_EXCERPTED RECORDS_:
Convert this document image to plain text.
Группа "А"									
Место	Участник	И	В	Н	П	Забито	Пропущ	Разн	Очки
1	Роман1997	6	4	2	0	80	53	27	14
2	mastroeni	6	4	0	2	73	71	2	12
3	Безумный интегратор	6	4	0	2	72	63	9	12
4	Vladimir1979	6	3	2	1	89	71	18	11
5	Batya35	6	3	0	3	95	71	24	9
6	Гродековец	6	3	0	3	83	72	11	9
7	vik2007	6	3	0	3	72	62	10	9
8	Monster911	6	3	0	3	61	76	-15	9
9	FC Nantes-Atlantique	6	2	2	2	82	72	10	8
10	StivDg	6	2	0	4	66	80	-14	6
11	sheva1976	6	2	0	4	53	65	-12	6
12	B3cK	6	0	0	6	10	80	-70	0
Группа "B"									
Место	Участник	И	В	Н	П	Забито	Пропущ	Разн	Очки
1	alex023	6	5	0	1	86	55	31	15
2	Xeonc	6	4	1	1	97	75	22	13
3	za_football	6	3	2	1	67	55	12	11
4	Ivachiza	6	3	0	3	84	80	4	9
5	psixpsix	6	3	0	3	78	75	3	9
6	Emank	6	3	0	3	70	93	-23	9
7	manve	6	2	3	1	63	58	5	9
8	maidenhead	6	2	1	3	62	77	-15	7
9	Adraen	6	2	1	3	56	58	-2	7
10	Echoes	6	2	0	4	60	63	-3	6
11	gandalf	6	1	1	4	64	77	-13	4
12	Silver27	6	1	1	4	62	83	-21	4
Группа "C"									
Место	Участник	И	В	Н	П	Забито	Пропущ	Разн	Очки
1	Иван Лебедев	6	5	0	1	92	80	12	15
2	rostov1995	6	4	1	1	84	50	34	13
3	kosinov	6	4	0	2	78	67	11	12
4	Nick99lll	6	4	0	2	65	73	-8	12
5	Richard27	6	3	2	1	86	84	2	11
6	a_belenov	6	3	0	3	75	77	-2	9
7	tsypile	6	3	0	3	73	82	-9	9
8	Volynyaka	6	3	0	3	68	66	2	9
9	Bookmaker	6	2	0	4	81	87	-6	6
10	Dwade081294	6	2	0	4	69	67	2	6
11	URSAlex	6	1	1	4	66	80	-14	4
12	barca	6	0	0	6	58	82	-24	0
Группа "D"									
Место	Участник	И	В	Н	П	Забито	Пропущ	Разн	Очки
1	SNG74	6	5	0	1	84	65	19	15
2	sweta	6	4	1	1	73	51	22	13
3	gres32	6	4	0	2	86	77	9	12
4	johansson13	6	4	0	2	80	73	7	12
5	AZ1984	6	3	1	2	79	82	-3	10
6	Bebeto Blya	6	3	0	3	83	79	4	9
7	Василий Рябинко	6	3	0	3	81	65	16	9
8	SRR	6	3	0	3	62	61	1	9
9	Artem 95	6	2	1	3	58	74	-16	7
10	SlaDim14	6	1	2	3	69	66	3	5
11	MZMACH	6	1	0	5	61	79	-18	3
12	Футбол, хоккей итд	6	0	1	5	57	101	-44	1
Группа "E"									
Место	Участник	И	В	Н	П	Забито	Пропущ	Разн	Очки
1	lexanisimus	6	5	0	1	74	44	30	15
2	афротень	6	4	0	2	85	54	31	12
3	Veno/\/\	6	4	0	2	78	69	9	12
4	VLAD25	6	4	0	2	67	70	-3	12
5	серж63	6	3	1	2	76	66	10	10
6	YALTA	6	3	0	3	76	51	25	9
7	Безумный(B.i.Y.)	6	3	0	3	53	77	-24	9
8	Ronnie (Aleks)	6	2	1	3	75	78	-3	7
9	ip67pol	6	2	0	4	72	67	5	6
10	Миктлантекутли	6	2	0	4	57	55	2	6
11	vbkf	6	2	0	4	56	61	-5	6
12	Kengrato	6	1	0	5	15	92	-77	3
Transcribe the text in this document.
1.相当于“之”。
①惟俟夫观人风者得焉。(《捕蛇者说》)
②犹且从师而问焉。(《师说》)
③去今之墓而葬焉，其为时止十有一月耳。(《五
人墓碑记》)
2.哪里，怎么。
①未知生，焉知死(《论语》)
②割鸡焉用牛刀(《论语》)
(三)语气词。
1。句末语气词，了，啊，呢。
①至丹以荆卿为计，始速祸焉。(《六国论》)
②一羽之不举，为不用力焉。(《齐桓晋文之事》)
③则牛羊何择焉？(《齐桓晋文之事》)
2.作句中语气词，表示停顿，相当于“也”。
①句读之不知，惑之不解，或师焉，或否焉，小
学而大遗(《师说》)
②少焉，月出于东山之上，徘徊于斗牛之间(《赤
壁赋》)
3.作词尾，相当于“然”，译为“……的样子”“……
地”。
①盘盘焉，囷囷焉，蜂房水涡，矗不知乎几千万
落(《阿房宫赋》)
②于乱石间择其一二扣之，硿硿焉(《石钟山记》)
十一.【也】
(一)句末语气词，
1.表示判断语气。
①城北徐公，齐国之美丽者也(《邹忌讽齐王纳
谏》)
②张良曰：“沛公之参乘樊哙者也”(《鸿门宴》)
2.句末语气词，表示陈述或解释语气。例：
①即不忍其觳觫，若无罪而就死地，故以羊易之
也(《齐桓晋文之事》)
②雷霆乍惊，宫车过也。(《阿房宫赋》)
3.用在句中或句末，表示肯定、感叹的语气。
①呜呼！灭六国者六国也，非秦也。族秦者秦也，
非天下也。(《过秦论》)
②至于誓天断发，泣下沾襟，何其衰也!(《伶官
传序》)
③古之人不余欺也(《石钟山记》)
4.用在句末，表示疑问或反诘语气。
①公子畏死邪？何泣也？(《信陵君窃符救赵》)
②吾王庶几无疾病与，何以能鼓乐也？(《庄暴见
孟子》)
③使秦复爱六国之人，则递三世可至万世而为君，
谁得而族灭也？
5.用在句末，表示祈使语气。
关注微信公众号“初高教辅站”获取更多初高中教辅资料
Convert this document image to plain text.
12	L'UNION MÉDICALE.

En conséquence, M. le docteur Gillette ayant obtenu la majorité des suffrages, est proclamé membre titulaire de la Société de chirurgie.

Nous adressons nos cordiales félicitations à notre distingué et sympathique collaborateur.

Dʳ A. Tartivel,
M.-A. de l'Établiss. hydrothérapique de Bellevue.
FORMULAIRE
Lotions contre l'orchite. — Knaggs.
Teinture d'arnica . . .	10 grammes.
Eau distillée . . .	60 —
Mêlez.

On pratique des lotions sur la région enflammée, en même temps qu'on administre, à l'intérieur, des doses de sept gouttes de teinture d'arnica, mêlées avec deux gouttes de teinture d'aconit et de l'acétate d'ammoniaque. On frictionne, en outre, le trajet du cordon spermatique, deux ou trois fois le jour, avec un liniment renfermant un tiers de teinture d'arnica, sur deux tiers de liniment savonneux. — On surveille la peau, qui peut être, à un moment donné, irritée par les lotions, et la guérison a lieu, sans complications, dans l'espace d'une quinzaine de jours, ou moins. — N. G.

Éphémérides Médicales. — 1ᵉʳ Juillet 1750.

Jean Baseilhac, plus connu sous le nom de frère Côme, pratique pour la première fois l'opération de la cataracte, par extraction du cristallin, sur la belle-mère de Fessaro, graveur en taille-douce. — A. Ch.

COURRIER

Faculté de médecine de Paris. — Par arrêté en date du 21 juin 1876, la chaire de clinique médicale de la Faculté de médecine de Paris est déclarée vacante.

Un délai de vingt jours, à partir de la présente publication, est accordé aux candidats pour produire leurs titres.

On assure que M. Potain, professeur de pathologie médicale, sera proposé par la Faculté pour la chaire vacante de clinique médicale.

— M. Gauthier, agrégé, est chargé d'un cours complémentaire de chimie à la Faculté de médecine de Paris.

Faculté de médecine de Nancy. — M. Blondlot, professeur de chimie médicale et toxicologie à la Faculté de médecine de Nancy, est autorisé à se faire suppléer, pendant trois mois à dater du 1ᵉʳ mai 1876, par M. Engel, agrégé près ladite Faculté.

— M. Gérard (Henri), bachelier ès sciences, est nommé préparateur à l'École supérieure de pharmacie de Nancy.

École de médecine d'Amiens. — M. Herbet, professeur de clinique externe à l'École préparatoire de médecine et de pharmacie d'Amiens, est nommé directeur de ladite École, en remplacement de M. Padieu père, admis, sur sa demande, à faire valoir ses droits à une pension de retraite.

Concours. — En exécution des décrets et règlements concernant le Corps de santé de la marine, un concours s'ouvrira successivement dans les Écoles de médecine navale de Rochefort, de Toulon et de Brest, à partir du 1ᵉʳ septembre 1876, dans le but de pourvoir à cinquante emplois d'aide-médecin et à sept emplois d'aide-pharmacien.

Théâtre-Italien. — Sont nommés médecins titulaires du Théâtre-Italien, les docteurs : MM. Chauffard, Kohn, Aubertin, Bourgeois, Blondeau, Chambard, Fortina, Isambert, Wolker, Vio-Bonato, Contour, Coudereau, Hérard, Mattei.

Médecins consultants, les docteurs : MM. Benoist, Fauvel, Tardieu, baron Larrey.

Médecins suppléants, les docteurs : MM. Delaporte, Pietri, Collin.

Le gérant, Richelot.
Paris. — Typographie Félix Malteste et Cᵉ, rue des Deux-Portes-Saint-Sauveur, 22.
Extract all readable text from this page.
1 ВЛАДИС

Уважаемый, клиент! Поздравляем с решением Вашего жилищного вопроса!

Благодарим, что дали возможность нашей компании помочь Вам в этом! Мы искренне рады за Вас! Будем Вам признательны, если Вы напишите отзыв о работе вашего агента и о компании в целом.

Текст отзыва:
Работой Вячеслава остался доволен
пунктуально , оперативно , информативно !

_OBJECTIVE_: Identify and copy all lines with the word "trois".

_EXERCISE RESULT_:
On pratique des lotions sur la région enflammée, en même temps qu'on administre, à l'intérieur, des doses de sept gouttes de teinture d'arnica, mêlées avec deux gouttes de teinture d'aconit et de l'acétate d'ammoniaque. On frictionne, en outre, le trajet du cordon spermatique, deux ou trois fois le jour, avec un liniment renfermant un tiers de teinture d'arnica, sur deux tiers de liniment savonneux. — On surveille la peau, qui peut être, à un moment donné, irritée par les lotions, et la guérison a lieu, sans complications, dans l'espace d'une quinzaine de jours, ou moins. — N. G.
Faculté de médecine de Nancy. — M. Blondlot, professeur de chimie médicale et toxicologie à la Faculté de médecine de Nancy, est autorisé à se faire suppléer, pendant trois mois à dater du 1ᵉʳ mai 1876, par M. Engel, agrégé près ladite Faculté.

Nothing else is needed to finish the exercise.